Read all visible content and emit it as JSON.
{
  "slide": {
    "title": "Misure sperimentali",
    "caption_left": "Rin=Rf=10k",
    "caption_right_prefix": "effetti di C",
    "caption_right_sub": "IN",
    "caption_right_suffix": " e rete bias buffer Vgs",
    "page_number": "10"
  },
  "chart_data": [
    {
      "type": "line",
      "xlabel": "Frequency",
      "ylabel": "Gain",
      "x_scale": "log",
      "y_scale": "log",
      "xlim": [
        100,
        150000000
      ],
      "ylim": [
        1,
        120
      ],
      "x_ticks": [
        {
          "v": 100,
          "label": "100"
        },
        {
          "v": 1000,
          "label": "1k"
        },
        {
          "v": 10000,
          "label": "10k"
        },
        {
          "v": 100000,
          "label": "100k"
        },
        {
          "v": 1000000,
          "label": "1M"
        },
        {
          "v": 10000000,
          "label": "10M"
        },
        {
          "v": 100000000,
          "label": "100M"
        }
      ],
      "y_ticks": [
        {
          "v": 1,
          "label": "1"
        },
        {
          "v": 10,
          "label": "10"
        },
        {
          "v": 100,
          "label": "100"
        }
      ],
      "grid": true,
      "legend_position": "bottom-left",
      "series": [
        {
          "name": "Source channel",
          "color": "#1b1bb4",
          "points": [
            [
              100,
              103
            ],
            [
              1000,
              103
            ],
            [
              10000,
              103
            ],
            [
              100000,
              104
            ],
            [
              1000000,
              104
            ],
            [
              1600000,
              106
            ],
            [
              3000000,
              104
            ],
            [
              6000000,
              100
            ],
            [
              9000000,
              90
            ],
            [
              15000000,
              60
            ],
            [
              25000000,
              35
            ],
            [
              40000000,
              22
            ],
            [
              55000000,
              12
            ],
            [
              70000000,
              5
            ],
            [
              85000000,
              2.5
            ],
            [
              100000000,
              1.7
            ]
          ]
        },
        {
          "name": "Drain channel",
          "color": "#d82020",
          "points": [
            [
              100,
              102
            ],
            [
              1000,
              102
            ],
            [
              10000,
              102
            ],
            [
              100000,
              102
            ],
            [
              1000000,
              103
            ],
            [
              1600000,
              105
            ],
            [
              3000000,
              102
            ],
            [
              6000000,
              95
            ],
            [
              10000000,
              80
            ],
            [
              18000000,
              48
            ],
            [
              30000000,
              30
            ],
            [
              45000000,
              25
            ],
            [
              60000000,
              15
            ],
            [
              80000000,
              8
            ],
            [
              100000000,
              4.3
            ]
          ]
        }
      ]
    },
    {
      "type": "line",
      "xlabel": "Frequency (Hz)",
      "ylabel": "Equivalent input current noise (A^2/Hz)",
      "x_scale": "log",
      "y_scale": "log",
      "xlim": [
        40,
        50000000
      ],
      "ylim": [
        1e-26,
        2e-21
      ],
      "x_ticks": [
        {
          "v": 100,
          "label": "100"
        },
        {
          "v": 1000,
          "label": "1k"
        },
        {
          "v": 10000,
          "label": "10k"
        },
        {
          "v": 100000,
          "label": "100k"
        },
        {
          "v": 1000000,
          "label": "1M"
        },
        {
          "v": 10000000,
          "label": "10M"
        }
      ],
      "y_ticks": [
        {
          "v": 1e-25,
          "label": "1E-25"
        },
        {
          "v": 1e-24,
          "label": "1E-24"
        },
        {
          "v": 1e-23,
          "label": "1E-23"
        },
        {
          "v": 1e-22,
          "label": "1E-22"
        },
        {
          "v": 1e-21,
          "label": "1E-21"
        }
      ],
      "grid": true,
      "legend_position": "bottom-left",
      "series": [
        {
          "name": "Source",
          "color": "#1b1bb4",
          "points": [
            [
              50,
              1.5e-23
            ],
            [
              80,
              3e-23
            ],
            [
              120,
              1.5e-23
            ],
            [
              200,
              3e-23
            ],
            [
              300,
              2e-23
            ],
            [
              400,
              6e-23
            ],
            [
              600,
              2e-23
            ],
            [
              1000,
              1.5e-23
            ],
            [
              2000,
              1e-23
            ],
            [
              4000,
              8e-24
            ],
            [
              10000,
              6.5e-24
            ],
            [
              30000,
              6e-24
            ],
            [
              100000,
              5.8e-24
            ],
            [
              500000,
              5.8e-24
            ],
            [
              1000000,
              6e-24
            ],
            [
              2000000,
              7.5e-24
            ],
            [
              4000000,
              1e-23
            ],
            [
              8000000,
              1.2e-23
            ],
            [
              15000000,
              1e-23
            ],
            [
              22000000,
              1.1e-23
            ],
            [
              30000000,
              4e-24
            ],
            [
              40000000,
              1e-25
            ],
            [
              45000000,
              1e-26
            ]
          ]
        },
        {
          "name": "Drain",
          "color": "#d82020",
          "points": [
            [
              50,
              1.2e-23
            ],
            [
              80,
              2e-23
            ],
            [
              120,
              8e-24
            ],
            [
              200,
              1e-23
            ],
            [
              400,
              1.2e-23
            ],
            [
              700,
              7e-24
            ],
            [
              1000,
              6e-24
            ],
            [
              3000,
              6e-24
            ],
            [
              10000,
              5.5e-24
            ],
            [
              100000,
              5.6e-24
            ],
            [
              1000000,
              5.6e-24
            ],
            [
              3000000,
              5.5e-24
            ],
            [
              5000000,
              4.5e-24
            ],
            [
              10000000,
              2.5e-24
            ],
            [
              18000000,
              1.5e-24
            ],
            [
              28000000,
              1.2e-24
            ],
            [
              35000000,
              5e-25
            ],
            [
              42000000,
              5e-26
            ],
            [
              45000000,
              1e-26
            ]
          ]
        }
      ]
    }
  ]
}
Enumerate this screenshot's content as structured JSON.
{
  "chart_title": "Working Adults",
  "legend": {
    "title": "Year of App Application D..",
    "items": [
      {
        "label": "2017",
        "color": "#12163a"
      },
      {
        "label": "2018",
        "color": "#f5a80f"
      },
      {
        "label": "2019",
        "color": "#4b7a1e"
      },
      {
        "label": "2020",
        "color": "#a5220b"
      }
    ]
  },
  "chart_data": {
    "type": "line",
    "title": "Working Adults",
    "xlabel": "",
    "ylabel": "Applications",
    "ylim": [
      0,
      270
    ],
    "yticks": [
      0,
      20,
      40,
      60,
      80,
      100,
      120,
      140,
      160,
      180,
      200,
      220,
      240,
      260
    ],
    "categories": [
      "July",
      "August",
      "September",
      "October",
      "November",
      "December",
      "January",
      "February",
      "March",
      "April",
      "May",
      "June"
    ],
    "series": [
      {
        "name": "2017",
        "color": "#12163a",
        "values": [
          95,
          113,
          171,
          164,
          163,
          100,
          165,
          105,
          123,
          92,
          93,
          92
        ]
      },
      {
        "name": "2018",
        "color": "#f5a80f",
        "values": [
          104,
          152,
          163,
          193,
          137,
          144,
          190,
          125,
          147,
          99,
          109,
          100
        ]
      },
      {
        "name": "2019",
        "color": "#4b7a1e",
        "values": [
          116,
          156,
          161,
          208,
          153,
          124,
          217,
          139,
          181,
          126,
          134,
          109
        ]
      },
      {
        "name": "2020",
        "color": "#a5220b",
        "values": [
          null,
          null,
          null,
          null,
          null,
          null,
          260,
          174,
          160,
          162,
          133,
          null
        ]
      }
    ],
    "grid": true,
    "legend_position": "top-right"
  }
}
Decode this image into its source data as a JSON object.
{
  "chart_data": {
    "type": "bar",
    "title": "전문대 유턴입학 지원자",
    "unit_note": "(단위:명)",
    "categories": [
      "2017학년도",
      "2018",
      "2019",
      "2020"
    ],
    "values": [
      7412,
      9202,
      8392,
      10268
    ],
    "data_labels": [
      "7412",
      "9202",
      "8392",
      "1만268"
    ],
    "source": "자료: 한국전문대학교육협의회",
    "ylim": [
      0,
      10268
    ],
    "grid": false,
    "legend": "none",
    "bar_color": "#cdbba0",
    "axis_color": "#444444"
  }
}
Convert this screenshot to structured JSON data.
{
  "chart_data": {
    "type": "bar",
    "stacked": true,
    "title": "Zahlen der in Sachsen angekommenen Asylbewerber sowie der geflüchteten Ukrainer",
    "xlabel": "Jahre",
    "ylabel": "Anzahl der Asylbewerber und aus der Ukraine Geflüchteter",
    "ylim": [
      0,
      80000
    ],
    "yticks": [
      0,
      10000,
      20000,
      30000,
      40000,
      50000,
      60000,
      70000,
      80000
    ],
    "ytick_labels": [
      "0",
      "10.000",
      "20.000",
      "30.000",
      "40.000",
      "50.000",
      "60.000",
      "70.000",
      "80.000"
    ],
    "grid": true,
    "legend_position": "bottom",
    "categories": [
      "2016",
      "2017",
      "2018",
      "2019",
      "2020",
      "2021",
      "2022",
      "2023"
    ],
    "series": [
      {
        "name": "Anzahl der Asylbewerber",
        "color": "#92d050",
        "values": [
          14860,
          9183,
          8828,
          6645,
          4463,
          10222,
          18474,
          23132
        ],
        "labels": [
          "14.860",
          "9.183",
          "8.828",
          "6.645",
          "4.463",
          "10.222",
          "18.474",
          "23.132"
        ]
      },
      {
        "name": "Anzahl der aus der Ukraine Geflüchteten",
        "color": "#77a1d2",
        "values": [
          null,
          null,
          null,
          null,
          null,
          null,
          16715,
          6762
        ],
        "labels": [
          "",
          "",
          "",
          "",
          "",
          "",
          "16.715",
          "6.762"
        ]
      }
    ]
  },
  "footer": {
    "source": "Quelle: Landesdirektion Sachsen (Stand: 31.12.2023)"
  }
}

*Stated problem*:
Copy out the lines that hold "xlabel".

*Finished exercise*:
      "xlabel": "Frequency",
      "xlabel": "Frequency (Hz)",
    "xlabel": "",
    "xlabel": "Jahre",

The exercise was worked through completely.